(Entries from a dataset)
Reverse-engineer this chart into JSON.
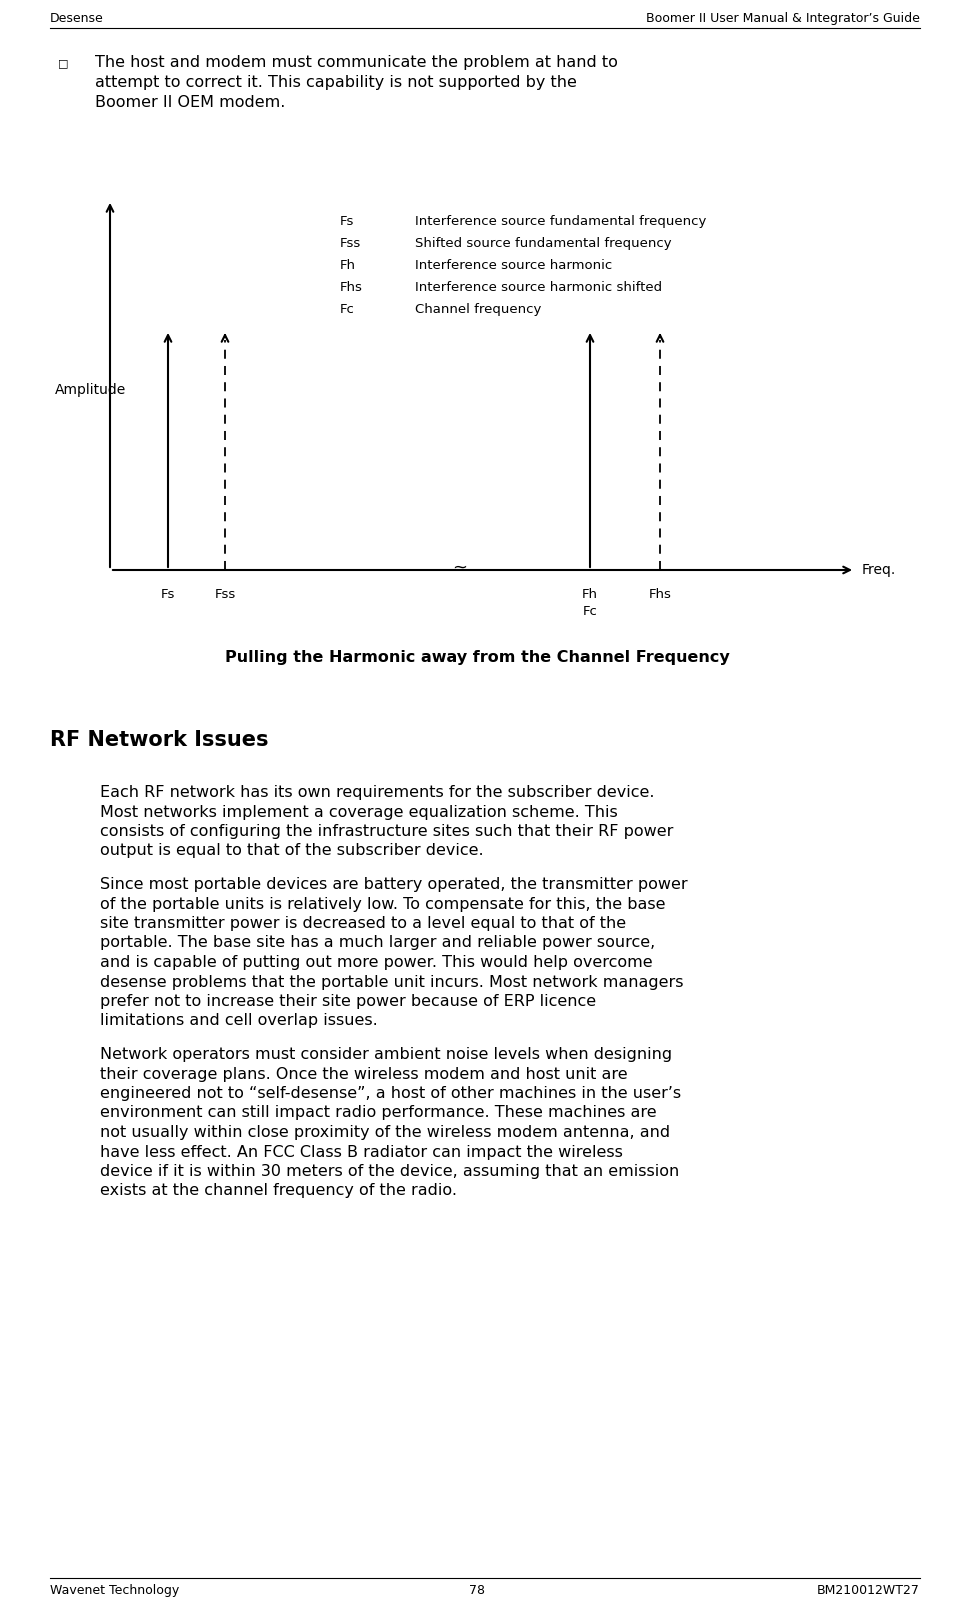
{
  "header_left": "Desense",
  "header_right": "Boomer II User Manual & Integrator’s Guide",
  "footer_left": "Wavenet Technology",
  "footer_center": "78",
  "footer_right": "BM210012WT27",
  "bullet_lines": [
    "The host and modem must communicate the problem at hand to",
    "attempt to correct it. This capability is not supported by the",
    "Boomer II OEM modem."
  ],
  "diagram_title": "Pulling the Harmonic away from the Channel Frequency",
  "diagram_legend": [
    [
      "Fs",
      "Interference source fundamental frequency"
    ],
    [
      "Fss",
      "Shifted source fundamental frequency"
    ],
    [
      "Fh",
      "Interference source harmonic"
    ],
    [
      "Fhs",
      "Interference source harmonic shifted"
    ],
    [
      "Fc",
      "Channel frequency"
    ]
  ],
  "diagram_ylabel": "Amplitude",
  "diagram_xlabel": "Freq.",
  "tilde_label": "~",
  "section_title": "RF Network Issues",
  "para1_lines": [
    "Each RF network has its own requirements for the subscriber device.",
    "Most networks implement a coverage equalization scheme. This",
    "consists of configuring the infrastructure sites such that their RF power",
    "output is equal to that of the subscriber device."
  ],
  "para2_lines": [
    "Since most portable devices are battery operated, the transmitter power",
    "of the portable units is relatively low. To compensate for this, the base",
    "site transmitter power is decreased to a level equal to that of the",
    "portable. The base site has a much larger and reliable power source,",
    "and is capable of putting out more power. This would help overcome",
    "desense problems that the portable unit incurs. Most network managers",
    "prefer not to increase their site power because of ERP licence",
    "limitations and cell overlap issues."
  ],
  "para3_lines": [
    "Network operators must consider ambient noise levels when designing",
    "their coverage plans. Once the wireless modem and host unit are",
    "engineered not to “self-desense”, a host of other machines in the user’s",
    "environment can still impact radio performance. These machines are",
    "not usually within close proximity of the wireless modem antenna, and",
    "have less effect. An FCC Class B radiator can impact the wireless",
    "device if it is within 30 meters of the device, assuming that an emission",
    "exists at the channel frequency of the radio."
  ],
  "bg_color": "#ffffff",
  "text_color": "#000000"
}
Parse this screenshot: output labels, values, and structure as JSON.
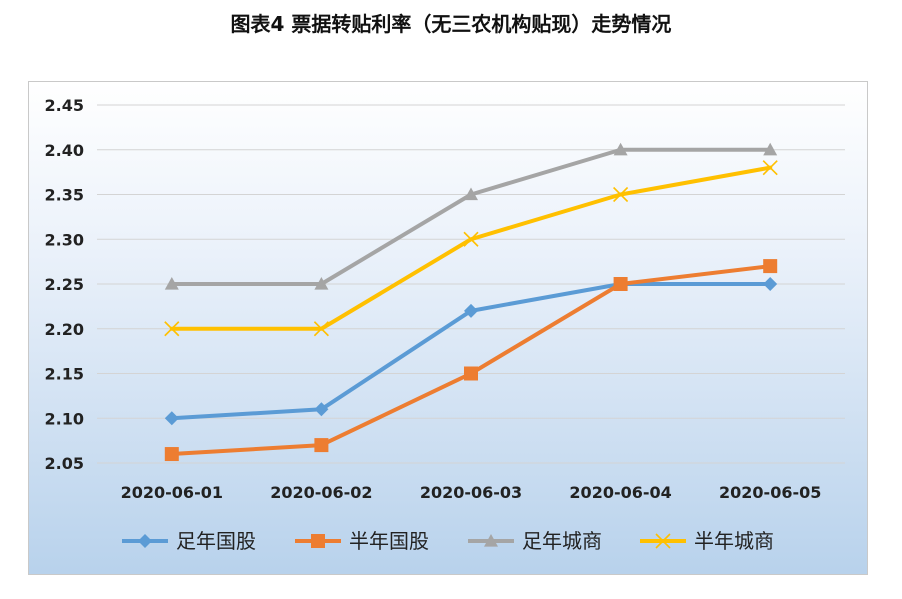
{
  "title": "图表4  票据转贴利率（无三农机构贴现）走势情况",
  "chart_data": {
    "type": "line",
    "title": "图表4  票据转贴利率（无三农机构贴现）走势情况",
    "categories": [
      "2020-06-01",
      "2020-06-02",
      "2020-06-03",
      "2020-06-04",
      "2020-06-05"
    ],
    "ylim": [
      2.05,
      2.45
    ],
    "yticks": [
      "2.05",
      "2.10",
      "2.15",
      "2.20",
      "2.25",
      "2.30",
      "2.35",
      "2.40",
      "2.45"
    ],
    "grid": true,
    "legend_position": "bottom",
    "series": [
      {
        "name": "足年国股",
        "values": [
          2.1,
          2.11,
          2.22,
          2.25,
          2.25
        ],
        "color": "#5b9bd5",
        "marker": "diamond"
      },
      {
        "name": "半年国股",
        "values": [
          2.06,
          2.07,
          2.15,
          2.25,
          2.27
        ],
        "color": "#ed7d31",
        "marker": "square"
      },
      {
        "name": "足年城商",
        "values": [
          2.25,
          2.25,
          2.35,
          2.4,
          2.4
        ],
        "color": "#a5a5a5",
        "marker": "triangle"
      },
      {
        "name": "半年城商",
        "values": [
          2.2,
          2.2,
          2.3,
          2.35,
          2.38
        ],
        "color": "#ffc000",
        "marker": "x"
      }
    ]
  }
}
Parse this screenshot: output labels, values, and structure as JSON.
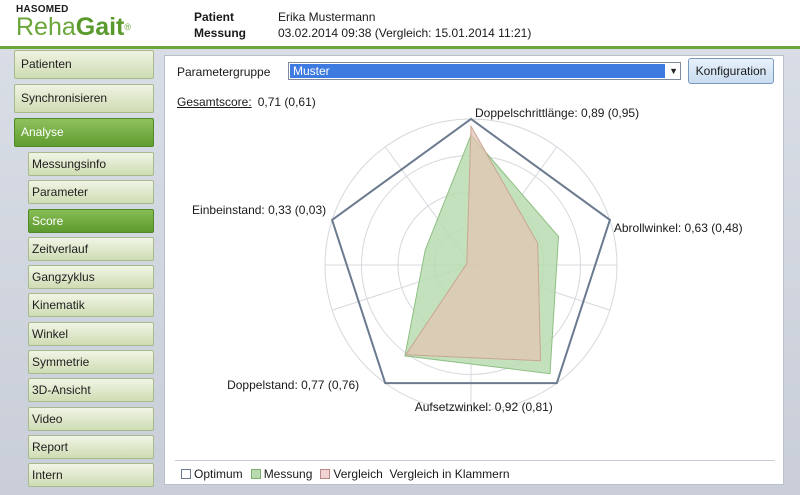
{
  "logo": {
    "brand": "HASOMED",
    "product_rehab": "Reha",
    "product_gait": "Gait",
    "reg": "®"
  },
  "header": {
    "patient_label": "Patient",
    "measurement_label": "Messung",
    "patient_value": "Erika Mustermann",
    "measurement_value": "03.02.2014 09:38 (Vergleich: 15.01.2014 11:21)"
  },
  "sidebar": {
    "top_items": [
      {
        "label": "Patienten"
      },
      {
        "label": "Synchronisieren"
      },
      {
        "label": "Analyse"
      }
    ],
    "sub_items": [
      {
        "label": "Messungsinfo"
      },
      {
        "label": "Parameter"
      },
      {
        "label": "Score"
      },
      {
        "label": "Zeitverlauf"
      },
      {
        "label": "Gangzyklus"
      },
      {
        "label": "Kinematik"
      },
      {
        "label": "Winkel"
      },
      {
        "label": "Symmetrie"
      },
      {
        "label": "3D-Ansicht"
      },
      {
        "label": "Video"
      },
      {
        "label": "Report"
      },
      {
        "label": "Intern"
      }
    ],
    "active_sub": "Score"
  },
  "main": {
    "parameter_group_label": "Parametergruppe",
    "parameter_group_value": "Muster",
    "config_button": "Konfiguration",
    "total_score_label": "Gesamtscore:",
    "total_score_value": "0,71 (0,61)"
  },
  "colors": {
    "accent_green": "#6aa63a",
    "optimum_stroke": "#6b7a8f",
    "measurement_fill": "#b8dcb0",
    "comparison_fill": "#e8c7b5",
    "select_highlight": "#3e7be0"
  },
  "chart_data": {
    "type": "radar",
    "axes": [
      {
        "name": "Einbeinstand",
        "label": "Einbeinstand: 0,33 (0,03)"
      },
      {
        "name": "Doppelschrittlänge",
        "label": "Doppelschrittlänge: 0,89 (0,95)"
      },
      {
        "name": "Abrollwinkel",
        "label": "Abrollwinkel: 0,63 (0,48)"
      },
      {
        "name": "Aufsetzwinkel",
        "label": "Aufsetzwinkel: 0,92 (0,81)"
      },
      {
        "name": "Doppelstand",
        "label": "Doppelstand: 0,77 (0,76)"
      }
    ],
    "series": [
      {
        "name": "Optimum",
        "values": [
          1,
          1,
          1,
          1,
          1
        ]
      },
      {
        "name": "Messung",
        "values": [
          0.33,
          0.89,
          0.63,
          0.92,
          0.77
        ]
      },
      {
        "name": "Vergleich",
        "values": [
          0.03,
          0.95,
          0.48,
          0.81,
          0.76
        ]
      }
    ],
    "rings": 4,
    "legend": [
      "Optimum",
      "Messung",
      "Vergleich",
      "Vergleich in Klammern"
    ],
    "legend_position": "bottom"
  }
}
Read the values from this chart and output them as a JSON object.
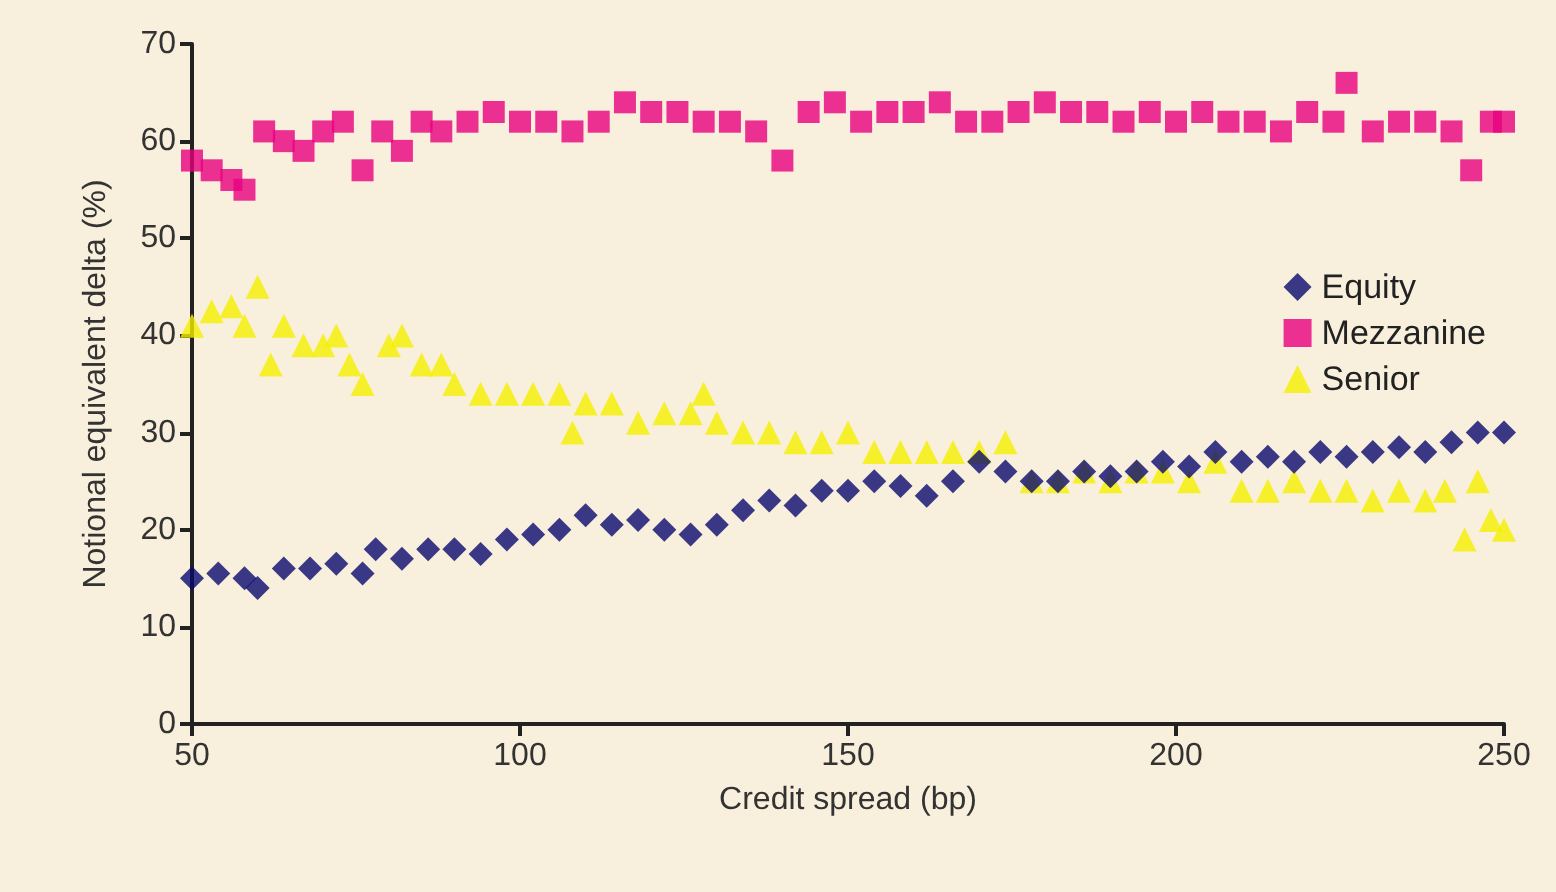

(TASK DIRECTIONS) Select all lines in the listing above where the word "modem" appears, and show them.

(EXERCISE RESPONSE)
    "The host and modem must communicate the problem at hand to",
    "Boomer II OEM modem."
    "their coverage plans. Once the wireless modem and host unit are",
    "not usually within close proximity of the wireless modem antenna, and",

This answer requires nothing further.